Problem
Copy every line that holds "JSON".

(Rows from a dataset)

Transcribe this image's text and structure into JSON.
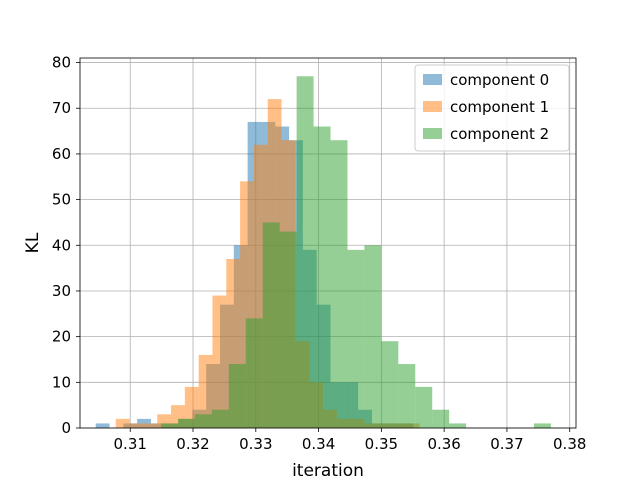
{
  "chart_data": {
    "type": "bar",
    "subtype": "histogram",
    "title": "",
    "xlabel": "iteration",
    "ylabel": "KL",
    "xlim": [
      0.302,
      0.381
    ],
    "ylim": [
      0,
      81
    ],
    "xticks": [
      0.31,
      0.32,
      0.33,
      0.34,
      0.35,
      0.36,
      0.37,
      0.38
    ],
    "xtick_labels": [
      "0.31",
      "0.32",
      "0.33",
      "0.34",
      "0.35",
      "0.36",
      "0.37",
      "0.38"
    ],
    "yticks": [
      0,
      10,
      20,
      30,
      40,
      50,
      60,
      70,
      80
    ],
    "ytick_labels": [
      "0",
      "10",
      "20",
      "30",
      "40",
      "50",
      "60",
      "70",
      "80"
    ],
    "grid": true,
    "legend_position": "top-right",
    "bar_opacity": 0.5,
    "series": [
      {
        "name": "component 0",
        "color": "#1f77b4",
        "bins": [
          [
            0.3045,
            0.3067,
            1
          ],
          [
            0.3089,
            0.3111,
            1
          ],
          [
            0.3111,
            0.3133,
            2
          ],
          [
            0.3133,
            0.3155,
            1
          ],
          [
            0.3155,
            0.3177,
            1
          ],
          [
            0.3177,
            0.3199,
            2
          ],
          [
            0.3199,
            0.3221,
            4
          ],
          [
            0.3221,
            0.3243,
            14
          ],
          [
            0.3243,
            0.3265,
            27
          ],
          [
            0.3265,
            0.3287,
            40
          ],
          [
            0.3287,
            0.3309,
            67
          ],
          [
            0.3309,
            0.3331,
            67
          ],
          [
            0.3331,
            0.3353,
            66
          ],
          [
            0.3353,
            0.3375,
            63
          ],
          [
            0.3375,
            0.3397,
            39
          ],
          [
            0.3397,
            0.3419,
            27
          ],
          [
            0.3419,
            0.3441,
            10
          ],
          [
            0.3441,
            0.3463,
            10
          ],
          [
            0.3463,
            0.3485,
            4
          ],
          [
            0.3485,
            0.3507,
            1
          ],
          [
            0.3507,
            0.3529,
            1
          ],
          [
            0.3529,
            0.3551,
            1
          ]
        ]
      },
      {
        "name": "component 1",
        "color": "#ff7f0e",
        "bins": [
          [
            0.3077,
            0.3099,
            2
          ],
          [
            0.3099,
            0.3121,
            1
          ],
          [
            0.3121,
            0.3143,
            1
          ],
          [
            0.3143,
            0.3165,
            3
          ],
          [
            0.3165,
            0.3187,
            5
          ],
          [
            0.3187,
            0.3209,
            9
          ],
          [
            0.3209,
            0.3231,
            16
          ],
          [
            0.3231,
            0.3253,
            29
          ],
          [
            0.3253,
            0.3275,
            37
          ],
          [
            0.3275,
            0.3297,
            54
          ],
          [
            0.3297,
            0.3319,
            62
          ],
          [
            0.3319,
            0.3341,
            72
          ],
          [
            0.3341,
            0.3363,
            63
          ],
          [
            0.3363,
            0.3385,
            19
          ],
          [
            0.3385,
            0.3407,
            10
          ],
          [
            0.3407,
            0.3429,
            4
          ],
          [
            0.3429,
            0.3451,
            2
          ],
          [
            0.3451,
            0.3473,
            2
          ],
          [
            0.3473,
            0.3495,
            1
          ],
          [
            0.3495,
            0.3517,
            1
          ],
          [
            0.3517,
            0.3539,
            1
          ],
          [
            0.3539,
            0.3561,
            1
          ]
        ]
      },
      {
        "name": "component 2",
        "color": "#2ca02c",
        "bins": [
          [
            0.3149,
            0.3176,
            1
          ],
          [
            0.3176,
            0.3203,
            2
          ],
          [
            0.3203,
            0.323,
            3
          ],
          [
            0.323,
            0.3257,
            4
          ],
          [
            0.3257,
            0.3284,
            14
          ],
          [
            0.3284,
            0.3311,
            24
          ],
          [
            0.3311,
            0.3338,
            45
          ],
          [
            0.3338,
            0.3365,
            43
          ],
          [
            0.3365,
            0.3392,
            77
          ],
          [
            0.3392,
            0.3419,
            66
          ],
          [
            0.3419,
            0.3446,
            63
          ],
          [
            0.3446,
            0.3473,
            39
          ],
          [
            0.3473,
            0.35,
            40
          ],
          [
            0.35,
            0.3527,
            19
          ],
          [
            0.3527,
            0.3554,
            14
          ],
          [
            0.3554,
            0.3581,
            9
          ],
          [
            0.3581,
            0.3608,
            4
          ],
          [
            0.3608,
            0.3635,
            1
          ],
          [
            0.3635,
            0.3662,
            0
          ],
          [
            0.3662,
            0.3689,
            0
          ],
          [
            0.3689,
            0.3716,
            0
          ],
          [
            0.3716,
            0.3743,
            0
          ],
          [
            0.3743,
            0.377,
            1
          ]
        ]
      }
    ]
  }
}
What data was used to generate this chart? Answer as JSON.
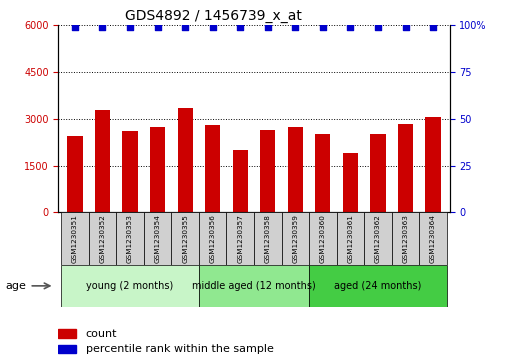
{
  "title": "GDS4892 / 1456739_x_at",
  "samples": [
    "GSM1230351",
    "GSM1230352",
    "GSM1230353",
    "GSM1230354",
    "GSM1230355",
    "GSM1230356",
    "GSM1230357",
    "GSM1230358",
    "GSM1230359",
    "GSM1230360",
    "GSM1230361",
    "GSM1230362",
    "GSM1230363",
    "GSM1230364"
  ],
  "counts": [
    2450,
    3300,
    2600,
    2750,
    3350,
    2800,
    2000,
    2650,
    2750,
    2500,
    1900,
    2500,
    2850,
    3050
  ],
  "percentile_ranks": [
    99,
    99,
    99,
    99,
    99,
    99,
    99,
    99,
    99,
    99,
    99,
    99,
    99,
    99
  ],
  "bar_color": "#cc0000",
  "dot_color": "#0000cc",
  "ylim_left": [
    0,
    6000
  ],
  "ylim_right": [
    0,
    100
  ],
  "yticks_left": [
    0,
    1500,
    3000,
    4500,
    6000
  ],
  "yticks_right": [
    0,
    25,
    50,
    75,
    100
  ],
  "groups": [
    {
      "label": "young (2 months)",
      "start": 0,
      "end": 5,
      "color": "#c8f5c8"
    },
    {
      "label": "middle aged (12 months)",
      "start": 5,
      "end": 9,
      "color": "#90e890"
    },
    {
      "label": "aged (24 months)",
      "start": 9,
      "end": 14,
      "color": "#44cc44"
    }
  ],
  "age_label": "age",
  "legend_count_label": "count",
  "legend_pct_label": "percentile rank within the sample",
  "background_color": "#ffffff",
  "plot_bg_color": "#ffffff",
  "title_fontsize": 10,
  "tick_label_fontsize": 7,
  "group_fontsize": 7,
  "legend_fontsize": 8,
  "sample_box_color": "#d0d0d0"
}
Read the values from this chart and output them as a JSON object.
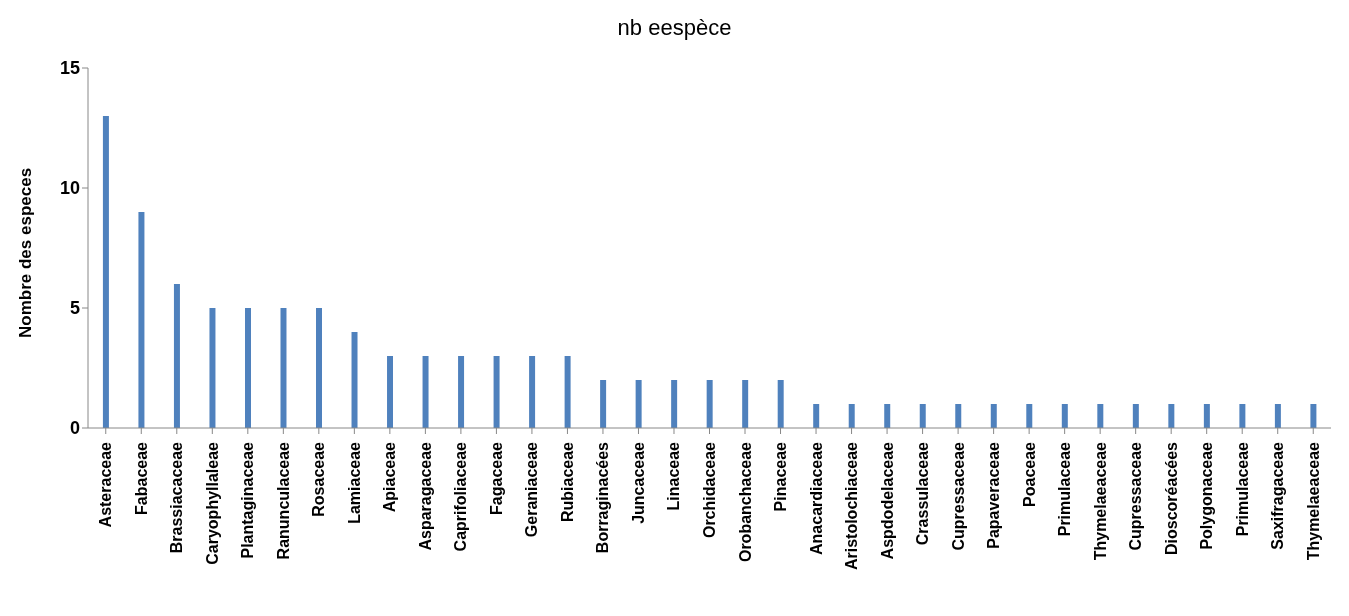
{
  "chart_data": {
    "type": "bar",
    "title": "nb eespèce",
    "ylabel": "Nombre des especes",
    "categories": [
      "Asteraceae",
      "Fabaceae",
      "Brassiacaceae",
      "Caryophyllaleae",
      "Plantaginaceae",
      "Ranunculaceae",
      "Rosaceae",
      "Lamiaceae",
      "Apiaceae",
      "Asparagaceae",
      "Caprifoliaceae",
      "Fagaceae",
      "Geraniaceae",
      "Rubiaceae",
      "Borraginacées",
      "Juncaceae",
      "Linaceae",
      "Orchidaceae",
      "Orobanchaceae",
      "Pinaceae",
      "Anacardiaceae",
      "Aristolochiaceae",
      "Aspdodelaceae",
      "Crassulaceae",
      "Cupressaceae",
      "Papaveraceae",
      "Poaceae",
      "Primulaceae",
      "Thymelaeaceae",
      "Cupressaceae",
      "Dioscoréacées",
      "Polygonaceae",
      "Primulaceae",
      "Saxifragaceae",
      "Thymelaeaceae"
    ],
    "values": [
      13,
      9,
      6,
      5,
      5,
      5,
      5,
      4,
      3,
      3,
      3,
      3,
      3,
      3,
      2,
      2,
      2,
      2,
      2,
      2,
      1,
      1,
      1,
      1,
      1,
      1,
      1,
      1,
      1,
      1,
      1,
      1,
      1,
      1,
      1
    ],
    "color": "#4f81bd",
    "ylim": [
      0,
      15
    ],
    "yticks": [
      0,
      5,
      10,
      15
    ],
    "grid": false,
    "legend": false
  }
}
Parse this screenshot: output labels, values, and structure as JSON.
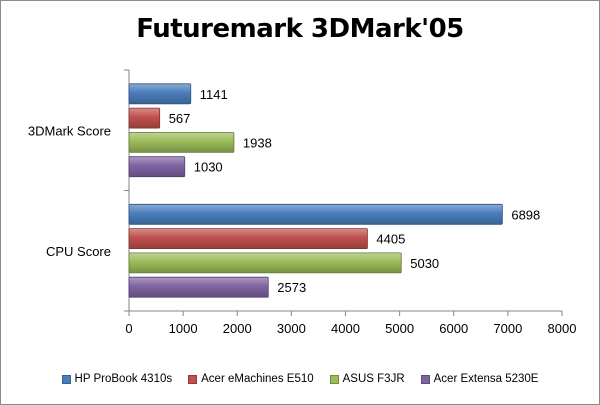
{
  "chart_data": {
    "type": "bar",
    "orientation": "horizontal",
    "title": "Futuremark 3DMark'05",
    "categories": [
      "3DMark Score",
      "CPU Score"
    ],
    "series": [
      {
        "name": "HP ProBook 4310s",
        "color": "#4a7ebb",
        "values": [
          1141,
          6898
        ]
      },
      {
        "name": "Acer eMachines E510",
        "color": "#c0504d",
        "values": [
          567,
          4405
        ]
      },
      {
        "name": "ASUS F3JR",
        "color": "#9bbb59",
        "values": [
          1938,
          5030
        ]
      },
      {
        "name": "Acer Extensa 5230E",
        "color": "#8064a2",
        "values": [
          1030,
          2573
        ]
      }
    ],
    "xlim": [
      0,
      8000
    ],
    "xticks": [
      0,
      1000,
      2000,
      3000,
      4000,
      5000,
      6000,
      7000,
      8000
    ],
    "xlabel": "",
    "ylabel": "",
    "grid": false,
    "data_labels": true,
    "legend_position": "bottom"
  }
}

Problem solution
Transcribe this image's text and structure into JSON.
What data was used to generate this chart? Answer as JSON.
Read the values from this chart and output them as a JSON object.
Parse this screenshot: output labels, values, and structure as JSON.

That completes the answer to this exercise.